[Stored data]
····················

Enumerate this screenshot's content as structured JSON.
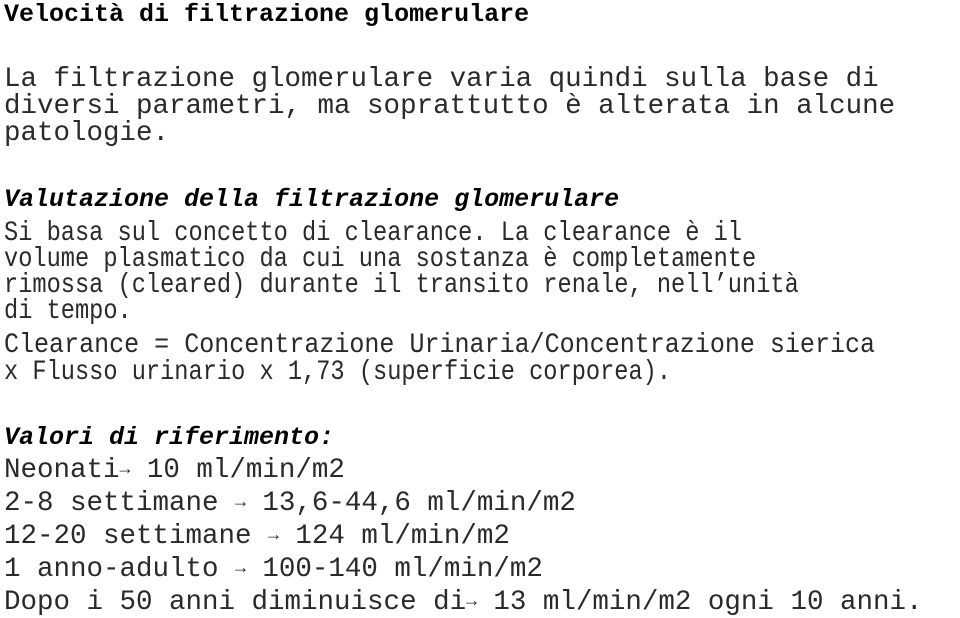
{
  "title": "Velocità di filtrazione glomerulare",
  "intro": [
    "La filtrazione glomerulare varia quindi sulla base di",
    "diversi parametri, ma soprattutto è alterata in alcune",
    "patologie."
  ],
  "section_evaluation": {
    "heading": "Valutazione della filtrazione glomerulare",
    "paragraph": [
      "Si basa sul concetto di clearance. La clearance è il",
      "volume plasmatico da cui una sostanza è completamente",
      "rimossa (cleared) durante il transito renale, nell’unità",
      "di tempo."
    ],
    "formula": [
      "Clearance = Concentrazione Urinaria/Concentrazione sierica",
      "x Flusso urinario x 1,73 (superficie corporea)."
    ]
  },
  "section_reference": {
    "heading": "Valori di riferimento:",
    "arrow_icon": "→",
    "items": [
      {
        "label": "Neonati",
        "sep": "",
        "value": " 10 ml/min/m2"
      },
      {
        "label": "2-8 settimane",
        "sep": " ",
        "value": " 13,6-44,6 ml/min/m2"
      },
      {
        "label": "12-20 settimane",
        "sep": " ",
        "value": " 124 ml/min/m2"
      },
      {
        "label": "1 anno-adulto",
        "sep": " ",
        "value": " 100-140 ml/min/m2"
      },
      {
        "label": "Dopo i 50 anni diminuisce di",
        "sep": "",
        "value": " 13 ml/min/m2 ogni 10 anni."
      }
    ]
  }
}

····················

# WHAT IS EXPECTED
Omit all pictures while transcribing the entries verbatim.

# ANSWER TO THE PROBLEM
Enumerate this screenshot's content as structured JSON.
{
  "title": "Velocità di filtrazione glomerulare",
  "intro": [
    "La filtrazione glomerulare varia quindi sulla base di",
    "diversi parametri, ma soprattutto è alterata in alcune",
    "patologie."
  ],
  "section_evaluation": {
    "heading": "Valutazione della filtrazione glomerulare",
    "paragraph": [
      "Si basa sul concetto di clearance. La clearance è il",
      "volume plasmatico da cui una sostanza è completamente",
      "rimossa (cleared) durante il transito renale, nell’unità",
      "di tempo."
    ],
    "formula": [
      "Clearance = Concentrazione Urinaria/Concentrazione sierica",
      "x Flusso urinario x 1,73 (superficie corporea)."
    ]
  },
  "section_reference": {
    "heading": "Valori di riferimento:",
    "arrow_icon": "→",
    "items": [
      {
        "label": "Neonati",
        "sep": "",
        "value": " 10 ml/min/m2"
      },
      {
        "label": "2-8 settimane",
        "sep": " ",
        "value": " 13,6-44,6 ml/min/m2"
      },
      {
        "label": "12-20 settimane",
        "sep": " ",
        "value": " 124 ml/min/m2"
      },
      {
        "label": "1 anno-adulto",
        "sep": " ",
        "value": " 100-140 ml/min/m2"
      },
      {
        "label": "Dopo i 50 anni diminuisce di",
        "sep": "",
        "value": " 13 ml/min/m2 ogni 10 anni."
      }
    ]
  }
}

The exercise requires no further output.